*Your goal:*
Below is a block of data; give all of it again word for word.

*Dataset excerpts:*
"""
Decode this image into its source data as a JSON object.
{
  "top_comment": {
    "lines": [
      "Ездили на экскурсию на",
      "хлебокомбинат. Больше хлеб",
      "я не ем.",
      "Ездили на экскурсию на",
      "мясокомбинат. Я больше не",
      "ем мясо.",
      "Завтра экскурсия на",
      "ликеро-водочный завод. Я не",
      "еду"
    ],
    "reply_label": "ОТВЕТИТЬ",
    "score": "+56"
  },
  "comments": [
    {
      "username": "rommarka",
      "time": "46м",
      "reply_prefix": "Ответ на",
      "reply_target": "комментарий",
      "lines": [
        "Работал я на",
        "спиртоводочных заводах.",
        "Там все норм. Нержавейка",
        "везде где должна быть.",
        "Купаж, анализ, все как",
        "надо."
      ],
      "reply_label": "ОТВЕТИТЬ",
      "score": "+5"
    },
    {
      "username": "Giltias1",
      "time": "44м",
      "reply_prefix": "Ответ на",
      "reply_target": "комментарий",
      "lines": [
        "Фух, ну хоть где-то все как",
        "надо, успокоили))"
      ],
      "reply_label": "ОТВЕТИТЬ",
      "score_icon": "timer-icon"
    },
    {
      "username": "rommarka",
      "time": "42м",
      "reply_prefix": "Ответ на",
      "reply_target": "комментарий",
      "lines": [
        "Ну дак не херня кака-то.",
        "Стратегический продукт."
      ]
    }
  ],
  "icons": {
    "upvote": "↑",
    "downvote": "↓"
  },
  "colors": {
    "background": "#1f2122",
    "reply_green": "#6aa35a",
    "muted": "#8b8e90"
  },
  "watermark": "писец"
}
"""
*Written solution:*
Decode this image into its source data as a JSON object.
{
  "top_comment": {
    "lines": [
      "Ездили на экскурсию на",
      "хлебокомбинат. Больше хлеб",
      "я не ем.",
      "Ездили на экскурсию на",
      "мясокомбинат. Я больше не",
      "ем мясо.",
      "Завтра экскурсия на",
      "ликеро-водочный завод. Я не",
      "еду"
    ],
    "reply_label": "ОТВЕТИТЬ",
    "score": "+56"
  },
  "comments": [
    {
      "username": "rommarka",
      "time": "46м",
      "reply_prefix": "Ответ на",
      "reply_target": "комментарий",
      "lines": [
        "Работал я на",
        "спиртоводочных заводах.",
        "Там все норм. Нержавейка",
        "везде где должна быть.",
        "Купаж, анализ, все как",
        "надо."
      ],
      "reply_label": "ОТВЕТИТЬ",
      "score": "+5"
    },
    {
      "username": "Giltias1",
      "time": "44м",
      "reply_prefix": "Ответ на",
      "reply_target": "комментарий",
      "lines": [
        "Фух, ну хоть где-то все как",
        "надо, успокоили))"
      ],
      "reply_label": "ОТВЕТИТЬ",
      "score_icon": "timer-icon"
    },
    {
      "username": "rommarka",
      "time": "42м",
      "reply_prefix": "Ответ на",
      "reply_target": "комментарий",
      "lines": [
        "Ну дак не херня кака-то.",
        "Стратегический продукт."
      ]
    }
  ],
  "icons": {
    "upvote": "↑",
    "downvote": "↓"
  },
  "colors": {
    "background": "#1f2122",
    "reply_green": "#6aa35a",
    "muted": "#8b8e90"
  },
  "watermark": "писец"
}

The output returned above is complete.